WRITTEN EXERCISE.
Copy out the material below in full, but not its images.

RECORDS TO PROCESS.

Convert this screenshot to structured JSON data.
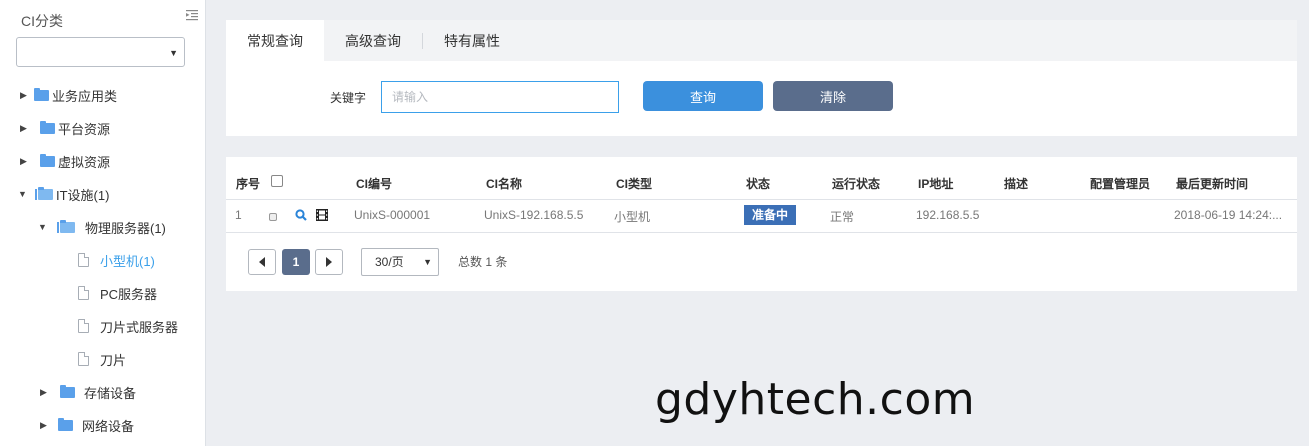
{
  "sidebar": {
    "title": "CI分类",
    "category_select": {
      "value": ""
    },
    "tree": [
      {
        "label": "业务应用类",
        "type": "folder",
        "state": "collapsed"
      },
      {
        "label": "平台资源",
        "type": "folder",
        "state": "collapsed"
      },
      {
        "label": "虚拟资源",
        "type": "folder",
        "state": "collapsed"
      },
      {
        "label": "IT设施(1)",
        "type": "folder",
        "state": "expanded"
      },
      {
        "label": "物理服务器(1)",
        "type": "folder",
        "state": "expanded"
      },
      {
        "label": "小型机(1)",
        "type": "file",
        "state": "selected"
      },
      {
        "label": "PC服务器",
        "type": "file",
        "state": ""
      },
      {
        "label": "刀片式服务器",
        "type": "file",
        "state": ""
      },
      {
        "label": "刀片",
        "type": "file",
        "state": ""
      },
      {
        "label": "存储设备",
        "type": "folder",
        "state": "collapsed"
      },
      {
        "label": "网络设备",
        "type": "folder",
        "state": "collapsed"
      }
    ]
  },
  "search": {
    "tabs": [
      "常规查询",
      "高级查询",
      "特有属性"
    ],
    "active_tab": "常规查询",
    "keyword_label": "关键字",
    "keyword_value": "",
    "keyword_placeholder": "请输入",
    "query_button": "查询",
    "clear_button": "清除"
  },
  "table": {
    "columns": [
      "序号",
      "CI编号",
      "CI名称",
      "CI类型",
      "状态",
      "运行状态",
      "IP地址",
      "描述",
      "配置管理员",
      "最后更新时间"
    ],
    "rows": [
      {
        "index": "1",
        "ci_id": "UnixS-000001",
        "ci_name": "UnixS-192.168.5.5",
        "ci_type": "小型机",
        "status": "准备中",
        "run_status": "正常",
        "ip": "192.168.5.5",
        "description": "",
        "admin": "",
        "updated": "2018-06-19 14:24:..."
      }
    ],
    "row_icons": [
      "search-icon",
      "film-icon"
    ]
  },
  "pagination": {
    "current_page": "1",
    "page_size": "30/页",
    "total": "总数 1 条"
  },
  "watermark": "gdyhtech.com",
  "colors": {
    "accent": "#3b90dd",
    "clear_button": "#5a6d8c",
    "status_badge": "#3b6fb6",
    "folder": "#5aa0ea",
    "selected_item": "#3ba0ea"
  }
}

TASK RESPONSE.
Convert this screenshot to structured JSON data.
{
  "sidebar": {
    "title": "CI分类",
    "category_select": {
      "value": ""
    },
    "tree": [
      {
        "label": "业务应用类",
        "type": "folder",
        "state": "collapsed"
      },
      {
        "label": "平台资源",
        "type": "folder",
        "state": "collapsed"
      },
      {
        "label": "虚拟资源",
        "type": "folder",
        "state": "collapsed"
      },
      {
        "label": "IT设施(1)",
        "type": "folder",
        "state": "expanded"
      },
      {
        "label": "物理服务器(1)",
        "type": "folder",
        "state": "expanded"
      },
      {
        "label": "小型机(1)",
        "type": "file",
        "state": "selected"
      },
      {
        "label": "PC服务器",
        "type": "file",
        "state": ""
      },
      {
        "label": "刀片式服务器",
        "type": "file",
        "state": ""
      },
      {
        "label": "刀片",
        "type": "file",
        "state": ""
      },
      {
        "label": "存储设备",
        "type": "folder",
        "state": "collapsed"
      },
      {
        "label": "网络设备",
        "type": "folder",
        "state": "collapsed"
      }
    ]
  },
  "search": {
    "tabs": [
      "常规查询",
      "高级查询",
      "特有属性"
    ],
    "active_tab": "常规查询",
    "keyword_label": "关键字",
    "keyword_value": "",
    "keyword_placeholder": "请输入",
    "query_button": "查询",
    "clear_button": "清除"
  },
  "table": {
    "columns": [
      "序号",
      "CI编号",
      "CI名称",
      "CI类型",
      "状态",
      "运行状态",
      "IP地址",
      "描述",
      "配置管理员",
      "最后更新时间"
    ],
    "rows": [
      {
        "index": "1",
        "ci_id": "UnixS-000001",
        "ci_name": "UnixS-192.168.5.5",
        "ci_type": "小型机",
        "status": "准备中",
        "run_status": "正常",
        "ip": "192.168.5.5",
        "description": "",
        "admin": "",
        "updated": "2018-06-19 14:24:..."
      }
    ],
    "row_icons": [
      "search-icon",
      "film-icon"
    ]
  },
  "pagination": {
    "current_page": "1",
    "page_size": "30/页",
    "total": "总数 1 条"
  },
  "watermark": "gdyhtech.com",
  "colors": {
    "accent": "#3b90dd",
    "clear_button": "#5a6d8c",
    "status_badge": "#3b6fb6",
    "folder": "#5aa0ea",
    "selected_item": "#3ba0ea"
  }
}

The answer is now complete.